Extracted records:
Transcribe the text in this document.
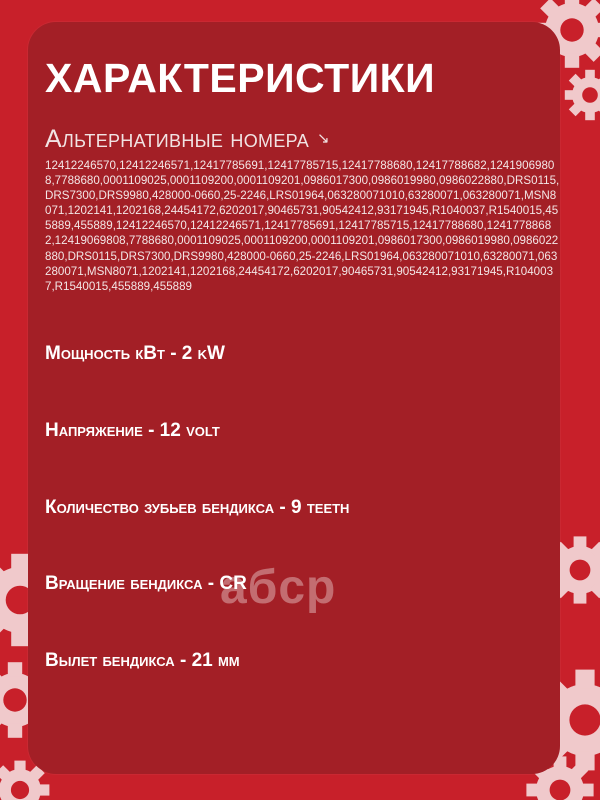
ХАРАКТЕРИСТИКИ
Альтернативные номера ↘

12412246570,12412246571,12417785691,12417785715,12417788680,12417788682,12419069808,7788680,0001109025,0001109200,0001109201,0986017300,0986019980,0986022880,DRS0115,DRS7300,DRS9980,428000-0660,25-2246,LRS01964,063280071010,63280071,063280071,MSN8071,1202141,1202168,24454172,6202017,90465731,90542412,93171945,R1040037,R1540015,455889,455889,12412246570,12412246571,12417785691,12417785715,12417788680,12417788682,12419069808,7788680,0001109025,0001109200,0001109201,0986017300,0986019980,0986022880,DRS0115,DRS7300,DRS9980,428000-0660,25-2246,LRS01964,063280071010,63280071,063280071,MSN8071,1202141,1202168,24454172,6202017,90465731,90542412,93171945,R1040037,R1540015,455889,455889

Мощность кВт - 2 kW
Напряжение - 12 volt
Количество зубьев бендикса - 9 teeth
Вращение бендикса - CR
Вылет бендикса - 21 мм
aбcp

▶ Exercise details
Copy the entries exactly. Leave out the images.

▶ Response
Transcribe the text in this document.
ХАРАКТЕРИСТИКИ
Альтернативные номера ↘

12412246570,12412246571,12417785691,12417785715,12417788680,12417788682,12419069808,7788680,0001109025,0001109200,0001109201,0986017300,0986019980,0986022880,DRS0115,DRS7300,DRS9980,428000-0660,25-2246,LRS01964,063280071010,63280071,063280071,MSN8071,1202141,1202168,24454172,6202017,90465731,90542412,93171945,R1040037,R1540015,455889,455889,12412246570,12412246571,12417785691,12417785715,12417788680,12417788682,12419069808,7788680,0001109025,0001109200,0001109201,0986017300,0986019980,0986022880,DRS0115,DRS7300,DRS9980,428000-0660,25-2246,LRS01964,063280071010,63280071,063280071,MSN8071,1202141,1202168,24454172,6202017,90465731,90542412,93171945,R1040037,R1540015,455889,455889

Мощность кВт - 2 kW
Напряжение - 12 volt
Количество зубьев бендикса - 9 teeth
Вращение бендикса - CR
Вылет бендикса - 21 мм
aбcp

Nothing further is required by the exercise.